Dataset excerpts:
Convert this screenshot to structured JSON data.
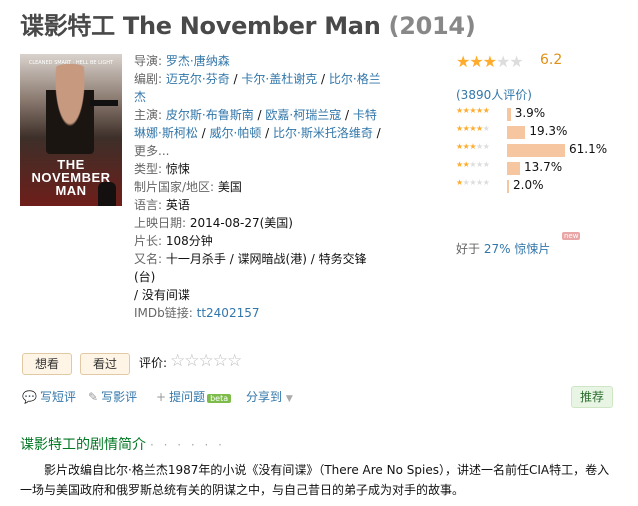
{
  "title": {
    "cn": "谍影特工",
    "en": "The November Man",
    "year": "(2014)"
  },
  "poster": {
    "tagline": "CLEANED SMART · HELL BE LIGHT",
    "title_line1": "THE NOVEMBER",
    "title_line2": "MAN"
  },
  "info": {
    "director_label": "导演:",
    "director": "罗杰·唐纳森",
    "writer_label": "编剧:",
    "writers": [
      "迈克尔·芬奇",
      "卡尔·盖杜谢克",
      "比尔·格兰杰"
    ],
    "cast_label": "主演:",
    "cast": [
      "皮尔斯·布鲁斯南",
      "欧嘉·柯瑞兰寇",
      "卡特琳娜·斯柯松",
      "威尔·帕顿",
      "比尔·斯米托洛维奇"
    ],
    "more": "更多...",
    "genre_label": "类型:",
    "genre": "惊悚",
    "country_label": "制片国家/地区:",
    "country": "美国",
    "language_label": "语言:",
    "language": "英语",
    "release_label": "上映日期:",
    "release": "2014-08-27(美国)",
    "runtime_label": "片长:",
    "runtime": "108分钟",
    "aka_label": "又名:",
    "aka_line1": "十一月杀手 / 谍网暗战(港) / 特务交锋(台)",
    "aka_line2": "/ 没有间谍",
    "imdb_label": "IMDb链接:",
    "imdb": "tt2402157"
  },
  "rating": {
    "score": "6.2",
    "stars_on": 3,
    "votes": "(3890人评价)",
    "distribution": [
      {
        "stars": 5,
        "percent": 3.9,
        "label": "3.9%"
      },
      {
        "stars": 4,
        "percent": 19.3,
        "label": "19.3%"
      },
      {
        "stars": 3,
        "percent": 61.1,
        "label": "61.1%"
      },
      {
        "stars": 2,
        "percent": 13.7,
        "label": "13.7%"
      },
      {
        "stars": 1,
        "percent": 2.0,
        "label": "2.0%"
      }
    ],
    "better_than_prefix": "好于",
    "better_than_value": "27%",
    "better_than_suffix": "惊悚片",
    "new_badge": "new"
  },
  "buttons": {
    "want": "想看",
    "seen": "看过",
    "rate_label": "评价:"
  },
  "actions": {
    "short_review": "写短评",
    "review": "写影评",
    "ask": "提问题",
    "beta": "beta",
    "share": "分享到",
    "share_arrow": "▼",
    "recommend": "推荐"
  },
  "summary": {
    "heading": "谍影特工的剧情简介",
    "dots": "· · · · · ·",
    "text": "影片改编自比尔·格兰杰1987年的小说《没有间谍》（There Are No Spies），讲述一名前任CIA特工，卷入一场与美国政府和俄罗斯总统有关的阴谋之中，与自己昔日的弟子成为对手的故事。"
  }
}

__Set task__: Make an exact copy of the data above, pictures excluded.

__Output of the task__:
Convert this screenshot to structured JSON data.
{
  "title": {
    "cn": "谍影特工",
    "en": "The November Man",
    "year": "(2014)"
  },
  "poster": {
    "tagline": "CLEANED SMART · HELL BE LIGHT",
    "title_line1": "THE NOVEMBER",
    "title_line2": "MAN"
  },
  "info": {
    "director_label": "导演:",
    "director": "罗杰·唐纳森",
    "writer_label": "编剧:",
    "writers": [
      "迈克尔·芬奇",
      "卡尔·盖杜谢克",
      "比尔·格兰杰"
    ],
    "cast_label": "主演:",
    "cast": [
      "皮尔斯·布鲁斯南",
      "欧嘉·柯瑞兰寇",
      "卡特琳娜·斯柯松",
      "威尔·帕顿",
      "比尔·斯米托洛维奇"
    ],
    "more": "更多...",
    "genre_label": "类型:",
    "genre": "惊悚",
    "country_label": "制片国家/地区:",
    "country": "美国",
    "language_label": "语言:",
    "language": "英语",
    "release_label": "上映日期:",
    "release": "2014-08-27(美国)",
    "runtime_label": "片长:",
    "runtime": "108分钟",
    "aka_label": "又名:",
    "aka_line1": "十一月杀手 / 谍网暗战(港) / 特务交锋(台)",
    "aka_line2": "/ 没有间谍",
    "imdb_label": "IMDb链接:",
    "imdb": "tt2402157"
  },
  "rating": {
    "score": "6.2",
    "stars_on": 3,
    "votes": "(3890人评价)",
    "distribution": [
      {
        "stars": 5,
        "percent": 3.9,
        "label": "3.9%"
      },
      {
        "stars": 4,
        "percent": 19.3,
        "label": "19.3%"
      },
      {
        "stars": 3,
        "percent": 61.1,
        "label": "61.1%"
      },
      {
        "stars": 2,
        "percent": 13.7,
        "label": "13.7%"
      },
      {
        "stars": 1,
        "percent": 2.0,
        "label": "2.0%"
      }
    ],
    "better_than_prefix": "好于",
    "better_than_value": "27%",
    "better_than_suffix": "惊悚片",
    "new_badge": "new"
  },
  "buttons": {
    "want": "想看",
    "seen": "看过",
    "rate_label": "评价:"
  },
  "actions": {
    "short_review": "写短评",
    "review": "写影评",
    "ask": "提问题",
    "beta": "beta",
    "share": "分享到",
    "share_arrow": "▼",
    "recommend": "推荐"
  },
  "summary": {
    "heading": "谍影特工的剧情简介",
    "dots": "· · · · · ·",
    "text": "影片改编自比尔·格兰杰1987年的小说《没有间谍》（There Are No Spies），讲述一名前任CIA特工，卷入一场与美国政府和俄罗斯总统有关的阴谋之中，与自己昔日的弟子成为对手的故事。"
  }
}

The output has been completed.